■ Work instructions ■
Copy every line of the listing below exactly, omitting the picture.

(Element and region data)
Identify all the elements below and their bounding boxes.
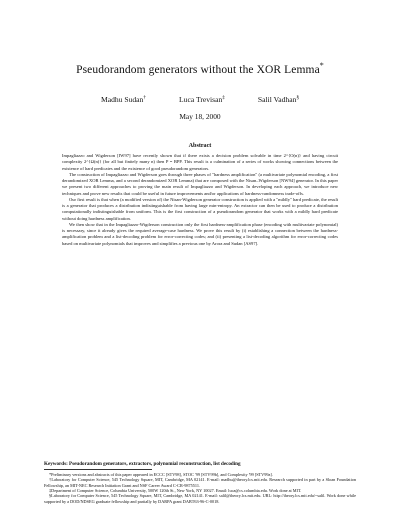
footnote: §Laboratory for Computer Science, 545 Technology Square, MIT, Cambridge, MA 02141. E-mail: salil@theory.lcs.mit.edu. URL: http://theory.lcs.mit.edu/~salil. Work done while supported by a DOD/NDSEG graduate fellowship and partially by DARPA grant DABT63-96-C-0018. <box>44 493 356 504</box>
footnote-rule <box>44 469 152 470</box>
abstract-heading: Abstract <box>188 143 212 149</box>
paper-date: May 18, 2000 <box>179 112 221 121</box>
abstract-paragraph: The construction of Impagliazzo and Wigderson goes through three phases of "hardness amplification" (a multivariate polynomial encoding, a first derandomized XOR Lemma, and a second derandomized XOR Lemma) that are composed with the Nisan–Wigderson [NW94] generator. In this paper we present two different approaches to proving the main result of Impagliazzo and Wigderson. In developing each approach, we introduce new techniques and prove new results that could be useful in future improvements and/or applications of hardness-randomness trade-offs. <box>62 171 338 196</box>
abstract-paragraph: Our first result is that when (a modified version of) the Nisan-Wigderson generator construction is applied with a "mildly" hard predicate, the result is a generator that produces a distribution indistinguishable from having large min-entropy. An extractor can then be used to produce a distribution computationally indistinguishable from uniform. This is the first construction of a pseudorandom generator that works with a mildly hard predicate without doing hardness amplification. <box>62 196 338 221</box>
author-name: Salil Vadhan <box>257 95 297 104</box>
author-list <box>0 95 400 104</box>
abstract-body <box>62 153 338 247</box>
paper-title-text: Pseudorandom generators without the XOR Lemma <box>76 64 320 76</box>
author-name: Madhu Sudan <box>100 95 144 104</box>
title-footnote-mark: * <box>319 61 324 71</box>
footnote: †Laboratory for Computer Science, 545 Technology Square, MIT, Cambridge, MA 02141. E-mail: madhu@theory.lcs.mit.edu. Research supported in part by a Sloan Foundation Fellowship, an MIT-NEC Research Initiation Grant and NSF Career Award C-CR-9875511. <box>44 477 356 488</box>
author <box>101 95 146 104</box>
keywords-line: Keywords: Pseudorandom generators, extractors, polynomial reconstruction, list decoding <box>44 461 241 467</box>
author-footnote-mark: † <box>143 94 147 101</box>
abstract-paragraph: We then show that in the Impagliazzo-Wigderson construction only the first hardness-amplification phase (encoding with multivariate polynomial) is necessary, since it already gives the required average-case hardness. We prove this result by (i) establishing a connection between the hardness-amplification problem and a list-decoding problem for error-correcting codes; and (ii) presenting a list-decoding algorithm for error-correcting codes based on multivariate polynomials that improves and simplifies a previous one by Arora and Sudan [AS97]. <box>62 221 338 246</box>
paper-title <box>0 61 400 76</box>
footnotes <box>44 472 356 504</box>
footnote: *Preliminary versions and abstracts of this paper appeared in ECCC [STV98], STOC '99 [STV99b], and Complexity '99 [STV99a]. <box>49 472 273 477</box>
author <box>258 95 299 104</box>
footnote: ‡Department of Computer Science, Columbia University, 500W 120th St., New York, NY 10027. Email: luca@cs.columbia.edu. Work done at MIT. <box>49 488 302 494</box>
author-footnote-mark: ‡ <box>222 94 225 101</box>
author <box>179 95 225 104</box>
author-footnote-mark: § <box>296 94 300 101</box>
author-name: Luca Trevisan <box>179 95 223 104</box>
abstract-paragraph: Impagliazzo and Wigderson [IW97] have recently shown that if there exists a decision problem solvable in time 2^{O(n)} and having circuit complexity 2^{Ω(n)} (for all but finitely many n) then P = BPP. This result is a culmination of a series of works showing connections between the existence of hard predicates and the existence of good pseudorandom generators. <box>62 153 338 171</box>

■ Answer for the task ■
Identify all the elements below and their bounding boxes.
footnote: §Laboratory for Computer Science, 545 Technology Square, MIT, Cambridge, MA 02141. E-mail: salil@theory.lcs.mit.edu. URL: http://theory.lcs.mit.edu/~salil. Work done while supported by a DOD/NDSEG graduate fellowship and partially by DARPA grant DABT63-96-C-0018. <box>44 493 356 504</box>
footnote-rule <box>44 469 152 470</box>
abstract-heading: Abstract <box>188 143 212 149</box>
paper-date: May 18, 2000 <box>179 112 221 121</box>
abstract-paragraph: The construction of Impagliazzo and Wigderson goes through three phases of "hardness amplification" (a multivariate polynomial encoding, a first derandomized XOR Lemma, and a second derandomized XOR Lemma) that are composed with the Nisan–Wigderson [NW94] generator. In this paper we present two different approaches to proving the main result of Impagliazzo and Wigderson. In developing each approach, we introduce new techniques and prove new results that could be useful in future improvements and/or applications of hardness-randomness trade-offs. <box>62 171 338 196</box>
abstract-paragraph: Our first result is that when (a modified version of) the Nisan-Wigderson generator construction is applied with a "mildly" hard predicate, the result is a generator that produces a distribution indistinguishable from having large min-entropy. An extractor can then be used to produce a distribution computationally indistinguishable from uniform. This is the first construction of a pseudorandom generator that works with a mildly hard predicate without doing hardness amplification. <box>62 196 338 221</box>
author-name: Salil Vadhan <box>257 95 297 104</box>
author-list <box>0 95 400 104</box>
abstract-body <box>62 153 338 247</box>
paper-title-text: Pseudorandom generators without the XOR Lemma <box>76 64 320 76</box>
author-name: Madhu Sudan <box>100 95 144 104</box>
title-footnote-mark: * <box>319 61 324 71</box>
footnote: †Laboratory for Computer Science, 545 Technology Square, MIT, Cambridge, MA 02141. E-mail: madhu@theory.lcs.mit.edu. Research supported in part by a Sloan Foundation Fellowship, an MIT-NEC Research Initiation Grant and NSF Career Award C-CR-9875511. <box>44 477 356 488</box>
author <box>101 95 146 104</box>
keywords-line: Keywords: Pseudorandom generators, extractors, polynomial reconstruction, list decoding <box>44 461 241 467</box>
author-footnote-mark: † <box>143 94 147 101</box>
abstract-paragraph: We then show that in the Impagliazzo-Wigderson construction only the first hardness-amplification phase (encoding with multivariate polynomial) is necessary, since it already gives the required average-case hardness. We prove this result by (i) establishing a connection between the hardness-amplification problem and a list-decoding problem for error-correcting codes; and (ii) presenting a list-decoding algorithm for error-correcting codes based on multivariate polynomials that improves and simplifies a previous one by Arora and Sudan [AS97]. <box>62 221 338 246</box>
paper-title <box>0 61 400 76</box>
footnotes <box>44 472 356 504</box>
footnote: *Preliminary versions and abstracts of this paper appeared in ECCC [STV98], STOC '99 [STV99b], and Complexity '99 [STV99a]. <box>49 472 273 477</box>
author <box>258 95 299 104</box>
footnote: ‡Department of Computer Science, Columbia University, 500W 120th St., New York, NY 10027. Email: luca@cs.columbia.edu. Work done at MIT. <box>49 488 302 494</box>
author-footnote-mark: ‡ <box>222 94 225 101</box>
author <box>179 95 225 104</box>
author-footnote-mark: § <box>296 94 300 101</box>
author-name: Luca Trevisan <box>179 95 223 104</box>
abstract-paragraph: Impagliazzo and Wigderson [IW97] have recently shown that if there exists a decision problem solvable in time 2^{O(n)} and having circuit complexity 2^{Ω(n)} (for all but finitely many n) then P = BPP. This result is a culmination of a series of works showing connections between the existence of hard predicates and the existence of good pseudorandom generators. <box>62 153 338 171</box>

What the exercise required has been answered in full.